▶ Job
Write out the listing below again, precisely as it is given.

▶ Task data
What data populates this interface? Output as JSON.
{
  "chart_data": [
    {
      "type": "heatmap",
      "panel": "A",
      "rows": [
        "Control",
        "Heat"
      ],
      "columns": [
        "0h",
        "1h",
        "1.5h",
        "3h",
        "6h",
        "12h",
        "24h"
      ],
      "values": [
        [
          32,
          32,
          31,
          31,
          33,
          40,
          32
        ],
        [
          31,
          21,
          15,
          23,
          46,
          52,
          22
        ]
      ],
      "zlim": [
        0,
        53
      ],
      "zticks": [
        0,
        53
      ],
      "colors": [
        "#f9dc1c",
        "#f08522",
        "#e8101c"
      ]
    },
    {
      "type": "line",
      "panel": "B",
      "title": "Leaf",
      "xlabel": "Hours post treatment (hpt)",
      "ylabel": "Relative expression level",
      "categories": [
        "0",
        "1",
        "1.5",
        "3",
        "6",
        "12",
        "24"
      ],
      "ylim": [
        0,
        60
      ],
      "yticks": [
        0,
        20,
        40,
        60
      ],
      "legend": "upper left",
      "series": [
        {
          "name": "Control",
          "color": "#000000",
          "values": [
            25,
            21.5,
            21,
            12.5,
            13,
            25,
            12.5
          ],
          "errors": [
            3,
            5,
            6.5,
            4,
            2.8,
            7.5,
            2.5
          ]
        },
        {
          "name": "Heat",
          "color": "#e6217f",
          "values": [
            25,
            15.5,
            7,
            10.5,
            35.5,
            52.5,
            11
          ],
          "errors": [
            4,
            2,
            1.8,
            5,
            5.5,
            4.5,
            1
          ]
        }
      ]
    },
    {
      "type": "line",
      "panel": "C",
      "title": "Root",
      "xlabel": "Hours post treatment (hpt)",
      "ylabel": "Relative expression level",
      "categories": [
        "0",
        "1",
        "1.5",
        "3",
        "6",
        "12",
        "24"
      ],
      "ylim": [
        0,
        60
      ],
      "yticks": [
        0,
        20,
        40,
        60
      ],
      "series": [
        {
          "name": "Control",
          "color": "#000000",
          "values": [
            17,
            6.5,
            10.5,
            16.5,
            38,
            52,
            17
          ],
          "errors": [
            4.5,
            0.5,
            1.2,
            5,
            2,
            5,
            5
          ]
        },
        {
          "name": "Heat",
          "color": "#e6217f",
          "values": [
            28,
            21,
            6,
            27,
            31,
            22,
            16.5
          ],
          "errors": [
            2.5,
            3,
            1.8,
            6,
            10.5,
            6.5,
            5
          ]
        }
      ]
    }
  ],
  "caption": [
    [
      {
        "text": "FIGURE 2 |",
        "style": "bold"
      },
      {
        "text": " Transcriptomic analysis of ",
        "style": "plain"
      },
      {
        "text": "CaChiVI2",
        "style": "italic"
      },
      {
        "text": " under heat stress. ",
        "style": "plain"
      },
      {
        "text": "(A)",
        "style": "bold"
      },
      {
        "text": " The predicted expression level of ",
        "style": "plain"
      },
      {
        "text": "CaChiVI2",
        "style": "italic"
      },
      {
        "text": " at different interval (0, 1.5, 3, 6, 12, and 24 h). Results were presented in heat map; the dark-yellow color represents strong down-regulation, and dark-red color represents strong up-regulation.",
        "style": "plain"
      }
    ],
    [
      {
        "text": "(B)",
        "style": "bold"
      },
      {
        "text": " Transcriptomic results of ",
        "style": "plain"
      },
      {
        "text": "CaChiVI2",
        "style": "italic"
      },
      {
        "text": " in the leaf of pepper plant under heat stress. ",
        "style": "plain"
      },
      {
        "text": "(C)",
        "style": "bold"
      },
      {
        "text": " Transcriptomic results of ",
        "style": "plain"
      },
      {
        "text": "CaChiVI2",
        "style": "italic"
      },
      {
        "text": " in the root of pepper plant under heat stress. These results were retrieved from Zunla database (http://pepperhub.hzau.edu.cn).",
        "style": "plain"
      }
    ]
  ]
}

▶ Solution for this task
What data populates this interface? Output as JSON.
{
  "chart_data": [
    {
      "type": "heatmap",
      "panel": "A",
      "rows": [
        "Control",
        "Heat"
      ],
      "columns": [
        "0h",
        "1h",
        "1.5h",
        "3h",
        "6h",
        "12h",
        "24h"
      ],
      "values": [
        [
          32,
          32,
          31,
          31,
          33,
          40,
          32
        ],
        [
          31,
          21,
          15,
          23,
          46,
          52,
          22
        ]
      ],
      "zlim": [
        0,
        53
      ],
      "zticks": [
        0,
        53
      ],
      "colors": [
        "#f9dc1c",
        "#f08522",
        "#e8101c"
      ]
    },
    {
      "type": "line",
      "panel": "B",
      "title": "Leaf",
      "xlabel": "Hours post treatment (hpt)",
      "ylabel": "Relative expression level",
      "categories": [
        "0",
        "1",
        "1.5",
        "3",
        "6",
        "12",
        "24"
      ],
      "ylim": [
        0,
        60
      ],
      "yticks": [
        0,
        20,
        40,
        60
      ],
      "legend": "upper left",
      "series": [
        {
          "name": "Control",
          "color": "#000000",
          "values": [
            25,
            21.5,
            21,
            12.5,
            13,
            25,
            12.5
          ],
          "errors": [
            3,
            5,
            6.5,
            4,
            2.8,
            7.5,
            2.5
          ]
        },
        {
          "name": "Heat",
          "color": "#e6217f",
          "values": [
            25,
            15.5,
            7,
            10.5,
            35.5,
            52.5,
            11
          ],
          "errors": [
            4,
            2,
            1.8,
            5,
            5.5,
            4.5,
            1
          ]
        }
      ]
    },
    {
      "type": "line",
      "panel": "C",
      "title": "Root",
      "xlabel": "Hours post treatment (hpt)",
      "ylabel": "Relative expression level",
      "categories": [
        "0",
        "1",
        "1.5",
        "3",
        "6",
        "12",
        "24"
      ],
      "ylim": [
        0,
        60
      ],
      "yticks": [
        0,
        20,
        40,
        60
      ],
      "series": [
        {
          "name": "Control",
          "color": "#000000",
          "values": [
            17,
            6.5,
            10.5,
            16.5,
            38,
            52,
            17
          ],
          "errors": [
            4.5,
            0.5,
            1.2,
            5,
            2,
            5,
            5
          ]
        },
        {
          "name": "Heat",
          "color": "#e6217f",
          "values": [
            28,
            21,
            6,
            27,
            31,
            22,
            16.5
          ],
          "errors": [
            2.5,
            3,
            1.8,
            6,
            10.5,
            6.5,
            5
          ]
        }
      ]
    }
  ],
  "caption": [
    [
      {
        "text": "FIGURE 2 |",
        "style": "bold"
      },
      {
        "text": " Transcriptomic analysis of ",
        "style": "plain"
      },
      {
        "text": "CaChiVI2",
        "style": "italic"
      },
      {
        "text": " under heat stress. ",
        "style": "plain"
      },
      {
        "text": "(A)",
        "style": "bold"
      },
      {
        "text": " The predicted expression level of ",
        "style": "plain"
      },
      {
        "text": "CaChiVI2",
        "style": "italic"
      },
      {
        "text": " at different interval (0, 1.5, 3, 6, 12, and 24 h). Results were presented in heat map; the dark-yellow color represents strong down-regulation, and dark-red color represents strong up-regulation.",
        "style": "plain"
      }
    ],
    [
      {
        "text": "(B)",
        "style": "bold"
      },
      {
        "text": " Transcriptomic results of ",
        "style": "plain"
      },
      {
        "text": "CaChiVI2",
        "style": "italic"
      },
      {
        "text": " in the leaf of pepper plant under heat stress. ",
        "style": "plain"
      },
      {
        "text": "(C)",
        "style": "bold"
      },
      {
        "text": " Transcriptomic results of ",
        "style": "plain"
      },
      {
        "text": "CaChiVI2",
        "style": "italic"
      },
      {
        "text": " in the root of pepper plant under heat stress. These results were retrieved from Zunla database (http://pepperhub.hzau.edu.cn).",
        "style": "plain"
      }
    ]
  ]
}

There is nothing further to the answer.